* _Aufgabenstellung 1_: Wiederhole aus dem Text über das Schloss Belvedere wörtlich den Abschnitt, der bei „Mit Prinz Eugen, der“ beginnt und bei „Auerbach (1725) ...“ endet.

* _Textauszug_:
------------------------------------------------

Suchte man nach einem Ort, an dem sich all die Brüche und Paradoxien österreichischer Geschichte festmachen ließen, wäre das neben dem Heldenplatz vor allem einer: das Schloss Belvedere. Und das beginnt vielleicht schon damit, dass man sich nicht einmal darüber einig sein kann, ob die schmucke Anlage am Wiener Rennweg nun italienisch oder französisch ausgesprochen wird. Ersteres gilt als sprachhistorisch korrekt, Letzteres als mentalitätsgeschichtlich verbrieft, denn den pseudofranzösischen Namen gab der Prunkanlage erst die Wiener Bevölkerung.

Johann August Corvinus (Stecher) nach Salomon Kleiner (Zeichner), Prospekt des Gartens des Prinzen Eugen ("Vogelschauplan"), 1731.
Foto: Bibliothek des Belvedere

Zu Lebzeiten des Erbauers, Prinz Eugen von Savoyen, existierte der Name noch gar nicht. Dass auch Eugen, der Franzose in Habsburgs Diensten, mit Betonung auf der letzten Silbe "französisch" ausgesprochen, aber deutsch geschrieben wird, muss man beispielsweise einem Hamburger auch erst einmal schlüssig erklären. Wir sehen also: Es gibt selbst 300 Jahre nach Erbauung des Belvedere Gesprächsstoff.

Erstes offenes Museum

Das heutige Bundesmuseum feiert 2023 also Jubiläum. Als Entrée serviert man im Unteren Belvedere bereits jetzt eine Ausstellung zur Geschichte des Hauses, die als Ankerpunkt zu allen weiteren Festlichkeiten bis 2024 zu bestaunen ist.

Mit Prinz Eugen, der das 1723 fertiggestellte Schloss in zehnjähriger Bauzeit vom Barockarchitekten Lucas von Hildebrandt außerhalb der Stadtmauern als Sommerresidenz nach Versailler Vorbild errichten ließ, hält sich die Ausstellung nicht lange auf: Im Fokus steht das Belvedere als Ort der Kunst, und diese Geschichte allein ist verwickelt genug.

Feld- und Bauherr Prinz Eugen von Savoyen in Herrscherpose auf einem Gemälde von Johann Gottfried Auerbach (1725) ...

------------------------------------------------

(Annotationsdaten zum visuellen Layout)
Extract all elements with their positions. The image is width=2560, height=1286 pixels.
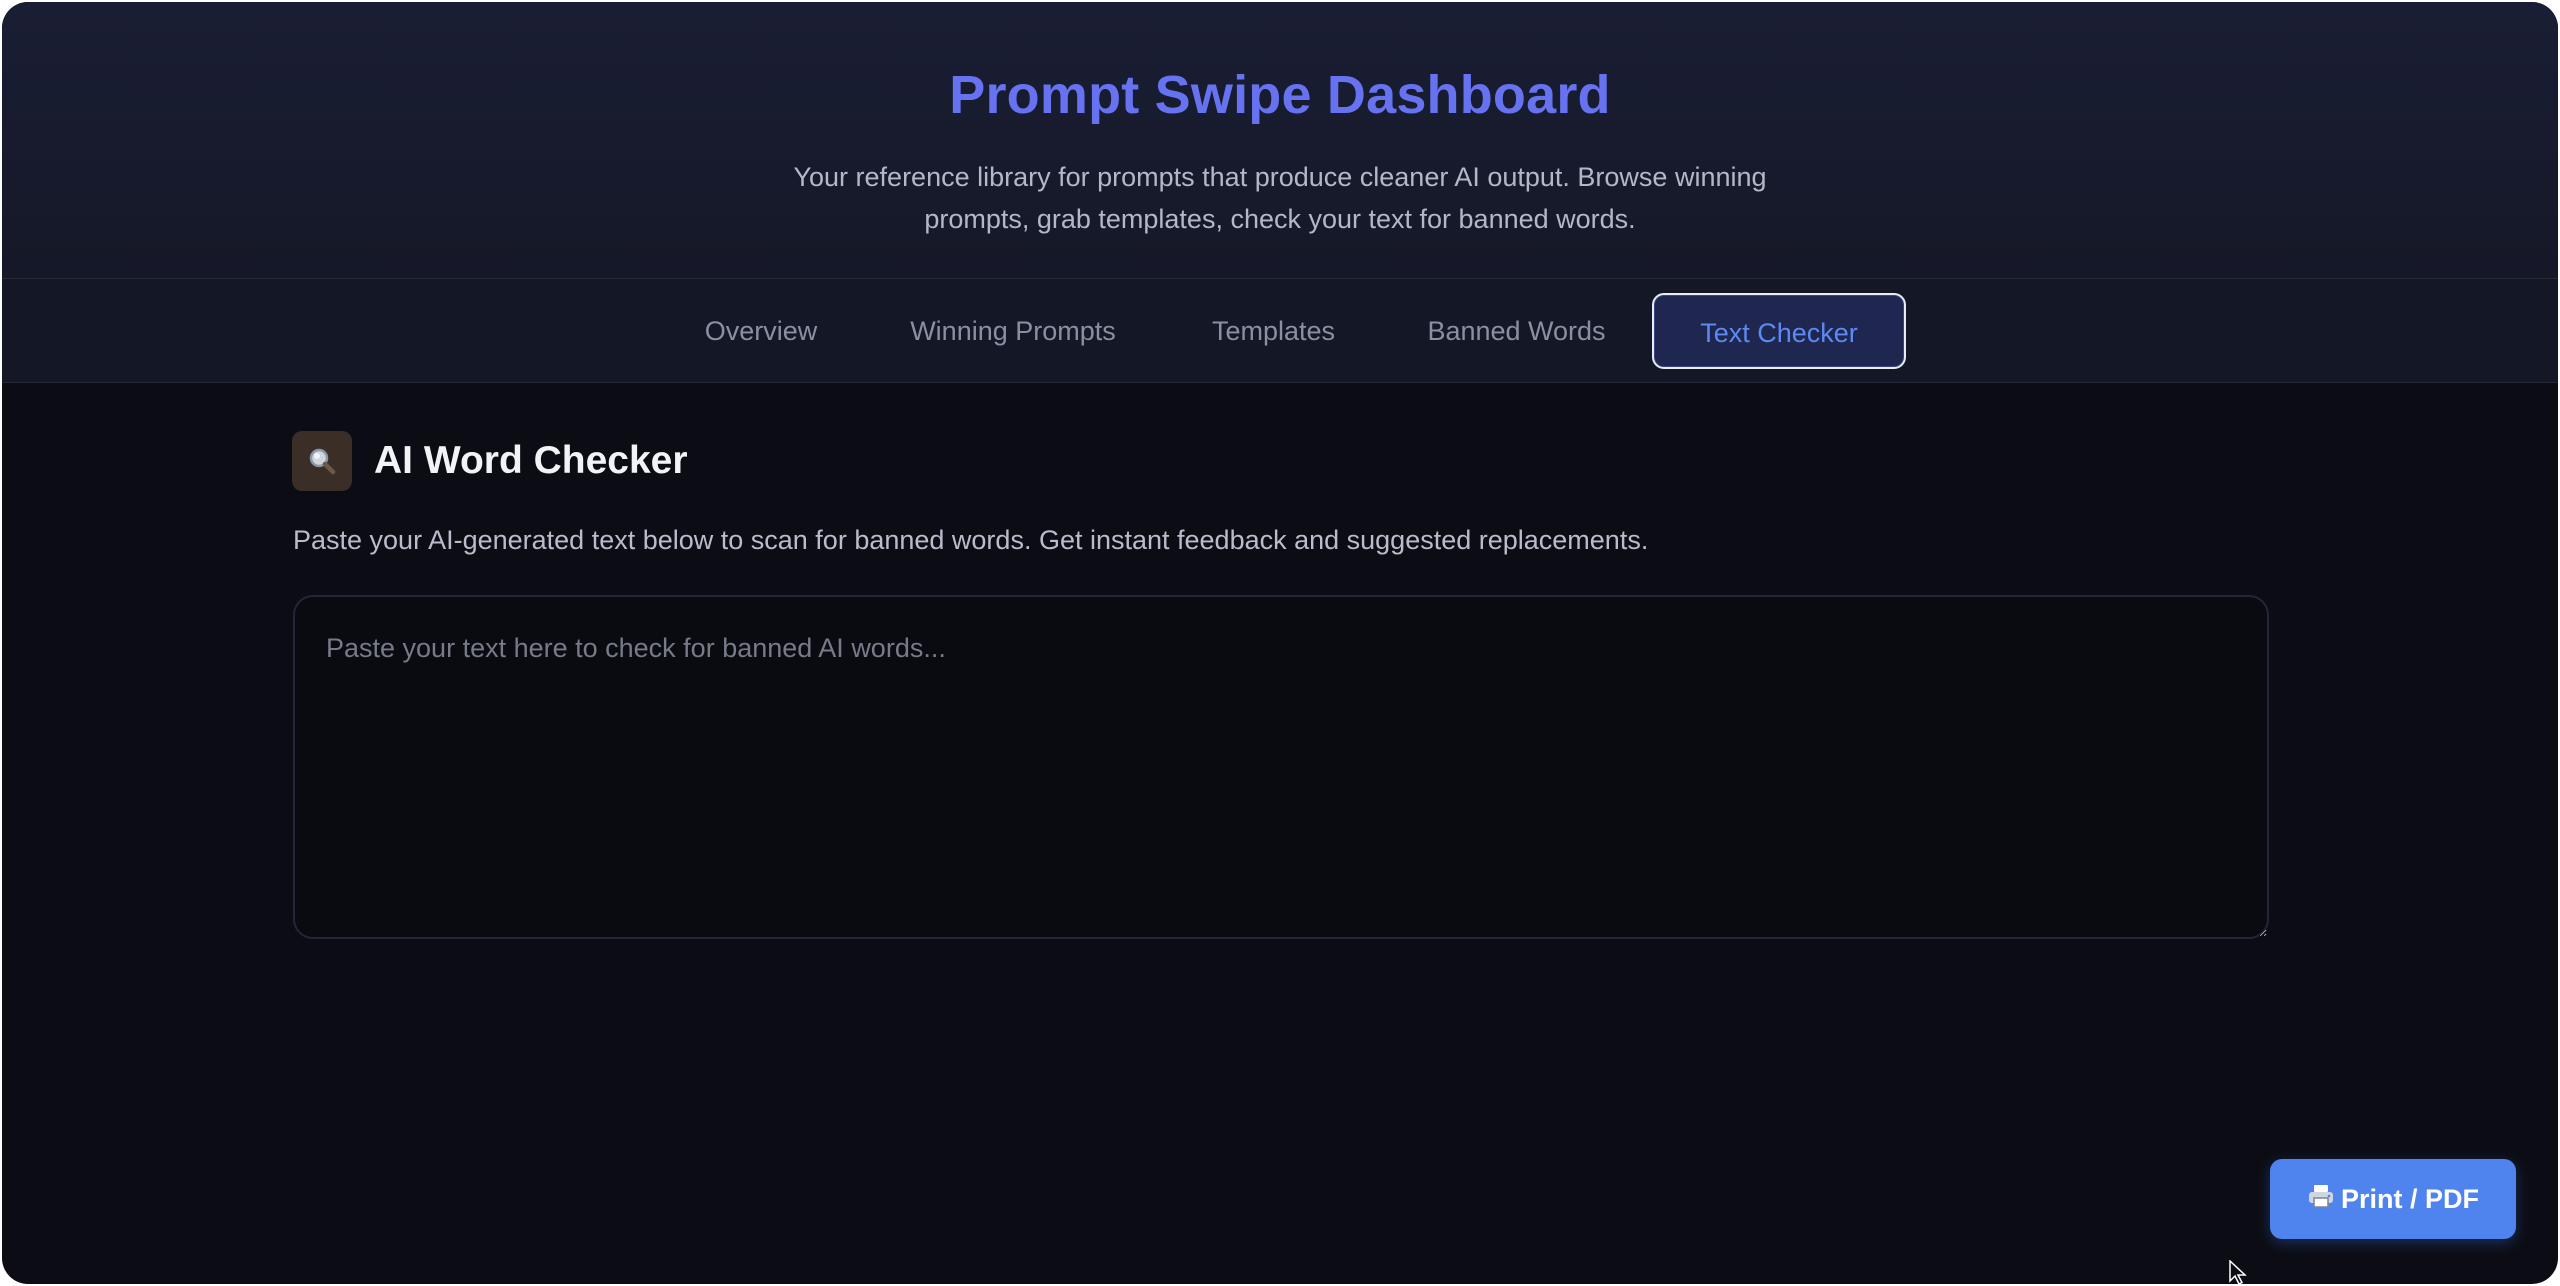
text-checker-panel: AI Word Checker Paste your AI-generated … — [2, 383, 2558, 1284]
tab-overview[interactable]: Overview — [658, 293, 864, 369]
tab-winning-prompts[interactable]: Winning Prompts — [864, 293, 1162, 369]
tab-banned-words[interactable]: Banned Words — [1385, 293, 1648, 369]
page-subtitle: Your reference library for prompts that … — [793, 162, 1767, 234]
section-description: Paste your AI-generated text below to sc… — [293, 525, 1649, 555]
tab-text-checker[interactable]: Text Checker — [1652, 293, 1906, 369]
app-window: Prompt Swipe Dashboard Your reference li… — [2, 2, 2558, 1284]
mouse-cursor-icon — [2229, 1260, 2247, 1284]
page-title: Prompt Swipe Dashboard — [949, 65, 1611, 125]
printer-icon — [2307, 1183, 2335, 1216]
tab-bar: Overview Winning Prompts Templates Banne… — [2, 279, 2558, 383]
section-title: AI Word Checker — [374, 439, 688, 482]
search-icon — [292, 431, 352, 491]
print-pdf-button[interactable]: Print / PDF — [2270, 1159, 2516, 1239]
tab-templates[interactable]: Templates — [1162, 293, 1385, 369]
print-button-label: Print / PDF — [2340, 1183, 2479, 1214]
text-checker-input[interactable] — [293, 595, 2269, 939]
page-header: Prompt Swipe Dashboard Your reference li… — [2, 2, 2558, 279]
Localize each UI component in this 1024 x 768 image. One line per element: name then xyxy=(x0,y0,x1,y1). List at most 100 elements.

------------------------------------------------

* _Aufgabenstellung 2_: Ersetze in den Zeilen, nicht im Text über das Schloss Belvedere, „positions“ durch „coordinates“ und gib die Zeilen vom Anfang bis einschließlich der Zeile mit „tab-overview[interactable]: Overview —“ sonst unverändert wieder. Lass dabei die Bilder weg.

* _Vollständige Antwort 1_:
Mit Prinz Eugen, der das 1723 fertiggestellte Schloss in zehnjähriger Bauzeit vom Barockarchitekten Lucas von Hildebrandt außerhalb der Stadtmauern als Sommerresidenz nach Versailler Vorbild errichten ließ, hält sich die Ausstellung nicht lange auf: Im Fokus steht das Belvedere als Ort der Kunst, und diese Geschichte allein ist verwickelt genug.

Feld- und Bauherr Prinz Eugen von Savoyen in Herrscherpose auf einem Gemälde von Johann Gottfried Auerbach (1725) ...

* _Vollständige Antwort 2_:
Extract all elements with their coordinates. The image is width=2560, height=1286 pixels.
text-checker-panel: AI Word Checker Paste your AI-generated … — [2, 383, 2558, 1284]
tab-overview[interactable]: Overview — [658, 293, 864, 369]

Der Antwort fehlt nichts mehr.